## WRITTEN INSTRUCTION:
All of the data needs to be repeated exactly.

## RECORD EXCERPTS:
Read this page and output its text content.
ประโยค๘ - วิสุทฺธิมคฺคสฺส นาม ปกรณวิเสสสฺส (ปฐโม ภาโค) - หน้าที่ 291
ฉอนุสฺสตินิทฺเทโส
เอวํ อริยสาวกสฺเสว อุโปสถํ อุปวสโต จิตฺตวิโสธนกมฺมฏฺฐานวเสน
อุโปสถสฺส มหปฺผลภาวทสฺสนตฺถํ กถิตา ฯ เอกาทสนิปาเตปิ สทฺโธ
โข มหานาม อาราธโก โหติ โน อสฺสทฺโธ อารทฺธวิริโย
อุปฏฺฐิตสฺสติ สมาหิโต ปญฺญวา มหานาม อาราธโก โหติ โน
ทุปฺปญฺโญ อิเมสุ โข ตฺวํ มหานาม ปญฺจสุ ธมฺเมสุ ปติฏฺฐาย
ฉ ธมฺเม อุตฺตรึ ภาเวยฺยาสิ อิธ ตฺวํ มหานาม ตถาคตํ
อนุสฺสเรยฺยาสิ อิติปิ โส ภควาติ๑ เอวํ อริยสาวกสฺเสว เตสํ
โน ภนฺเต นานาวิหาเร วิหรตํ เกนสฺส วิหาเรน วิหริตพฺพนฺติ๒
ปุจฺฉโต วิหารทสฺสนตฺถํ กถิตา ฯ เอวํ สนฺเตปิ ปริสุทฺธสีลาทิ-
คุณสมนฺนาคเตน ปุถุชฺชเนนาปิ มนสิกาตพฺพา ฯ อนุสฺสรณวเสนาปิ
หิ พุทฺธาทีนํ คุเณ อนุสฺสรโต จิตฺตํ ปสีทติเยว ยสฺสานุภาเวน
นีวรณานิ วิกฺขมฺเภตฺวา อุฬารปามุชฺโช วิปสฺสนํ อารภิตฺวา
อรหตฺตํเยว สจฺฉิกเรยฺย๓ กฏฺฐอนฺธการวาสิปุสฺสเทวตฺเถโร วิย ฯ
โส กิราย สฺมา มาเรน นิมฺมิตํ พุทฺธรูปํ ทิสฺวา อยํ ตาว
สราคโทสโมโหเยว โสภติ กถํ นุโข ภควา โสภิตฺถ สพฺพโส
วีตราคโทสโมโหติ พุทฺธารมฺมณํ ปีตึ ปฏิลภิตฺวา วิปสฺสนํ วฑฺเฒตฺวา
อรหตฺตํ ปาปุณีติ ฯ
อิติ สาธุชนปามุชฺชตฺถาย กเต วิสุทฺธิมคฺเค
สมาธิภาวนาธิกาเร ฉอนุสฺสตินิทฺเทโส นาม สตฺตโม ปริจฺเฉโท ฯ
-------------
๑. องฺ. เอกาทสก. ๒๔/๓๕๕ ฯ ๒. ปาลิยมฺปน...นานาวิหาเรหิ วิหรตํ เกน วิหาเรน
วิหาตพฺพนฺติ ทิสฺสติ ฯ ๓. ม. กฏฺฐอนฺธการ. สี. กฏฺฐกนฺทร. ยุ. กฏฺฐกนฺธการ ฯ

## SOLUTION TO THIS EXERCISE:
Read this page and output its text content.
ประโยค๘ - วิสุทฺธิมคฺคสฺส นาม ปกรณวิเสสสฺส (ปฐโม ภาโค) - หน้าที่ 291
ฉอนุสฺสตินิทฺเทโส
เอวํ อริยสาวกสฺเสว อุโปสถํ อุปวสโต จิตฺตวิโสธนกมฺมฏฺฐานวเสน
อุโปสถสฺส มหปฺผลภาวทสฺสนตฺถํ กถิตา ฯ เอกาทสนิปาเตปิ สทฺโธ
โข มหานาม อาราธโก โหติ โน อสฺสทฺโธ อารทฺธวิริโย
อุปฏฺฐิตสฺสติ สมาหิโต ปญฺญวา มหานาม อาราธโก โหติ โน
ทุปฺปญฺโญ อิเมสุ โข ตฺวํ มหานาม ปญฺจสุ ธมฺเมสุ ปติฏฺฐาย
ฉ ธมฺเม อุตฺตรึ ภาเวยฺยาสิ อิธ ตฺวํ มหานาม ตถาคตํ
อนุสฺสเรยฺยาสิ อิติปิ โส ภควาติ๑ เอวํ อริยสาวกสฺเสว เตสํ
โน ภนฺเต นานาวิหาเร วิหรตํ เกนสฺส วิหาเรน วิหริตพฺพนฺติ๒
ปุจฺฉโต วิหารทสฺสนตฺถํ กถิตา ฯ เอวํ สนฺเตปิ ปริสุทฺธสีลาทิ-
คุณสมนฺนาคเตน ปุถุชฺชเนนาปิ มนสิกาตพฺพา ฯ อนุสฺสรณวเสนาปิ
หิ พุทฺธาทีนํ คุเณ อนุสฺสรโต จิตฺตํ ปสีทติเยว ยสฺสานุภาเวน
นีวรณานิ วิกฺขมฺเภตฺวา อุฬารปามุชฺโช วิปสฺสนํ อารภิตฺวา
อรหตฺตํเยว สจฺฉิกเรยฺย๓ กฏฺฐอนฺธการวาสิปุสฺสเทวตฺเถโร วิย ฯ
โส กิราย สฺมา มาเรน นิมฺมิตํ พุทฺธรูปํ ทิสฺวา อยํ ตาว
สราคโทสโมโหเยว โสภติ กถํ นุโข ภควา โสภิตฺถ สพฺพโส
วีตราคโทสโมโหติ พุทฺธารมฺมณํ ปีตึ ปฏิลภิตฺวา วิปสฺสนํ วฑฺเฒตฺวา
อรหตฺตํ ปาปุณีติ ฯ
อิติ สาธุชนปามุชฺชตฺถาย กเต วิสุทฺธิมคฺเค
สมาธิภาวนาธิกาเร ฉอนุสฺสตินิทฺเทโส นาม สตฺตโม ปริจฺเฉโท ฯ
-------------
๑. องฺ. เอกาทสก. ๒๔/๓๕๕ ฯ ๒. ปาลิยมฺปน...นานาวิหาเรหิ วิหรตํ เกน วิหาเรน
วิหาตพฺพนฺติ ทิสฺสติ ฯ ๓. ม. กฏฺฐอนฺธการ. สี. กฏฺฐกนฺทร. ยุ. กฏฺฐกนฺธการ ฯ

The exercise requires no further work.